* Start *
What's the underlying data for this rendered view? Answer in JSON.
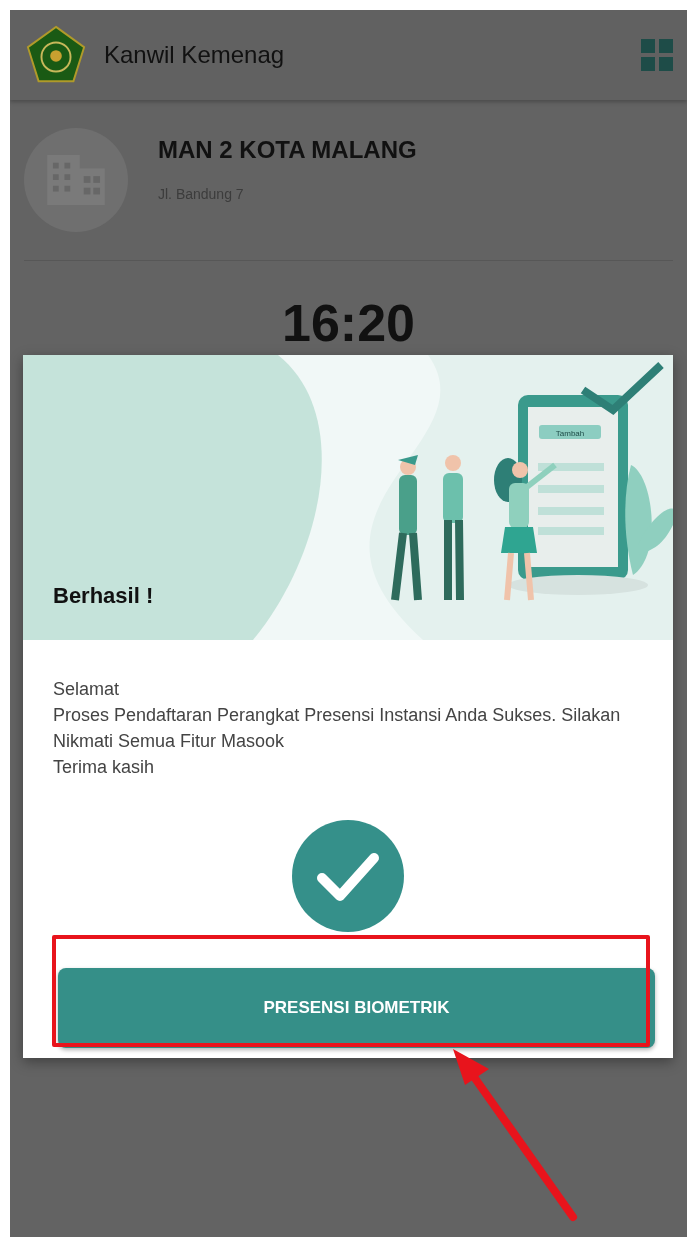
{
  "app_bar": {
    "title": "Kanwil Kemenag"
  },
  "institution": {
    "name": "MAN 2 KOTA MALANG",
    "address": "Jl. Bandung 7"
  },
  "clock": {
    "time": "16:20"
  },
  "dialog": {
    "illustration_label": "Tambah",
    "title": "Berhasil !",
    "message_lines": [
      "Selamat",
      "Proses Pendaftaran Perangkat Presensi Instansi Anda Sukses. Silakan Nikmati Semua Fitur Masook",
      "Terima kasih"
    ],
    "button": {
      "label": "PRESENSI BIOMETRIK",
      "highlighted": true
    }
  }
}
* End *
• [Exercise objective]:
Wherever a line in the data above holds "title", copy that line.

• [Answer to the exercise]:
    "title": "Kanwil Kemenag"
    "title": "Berhasil !",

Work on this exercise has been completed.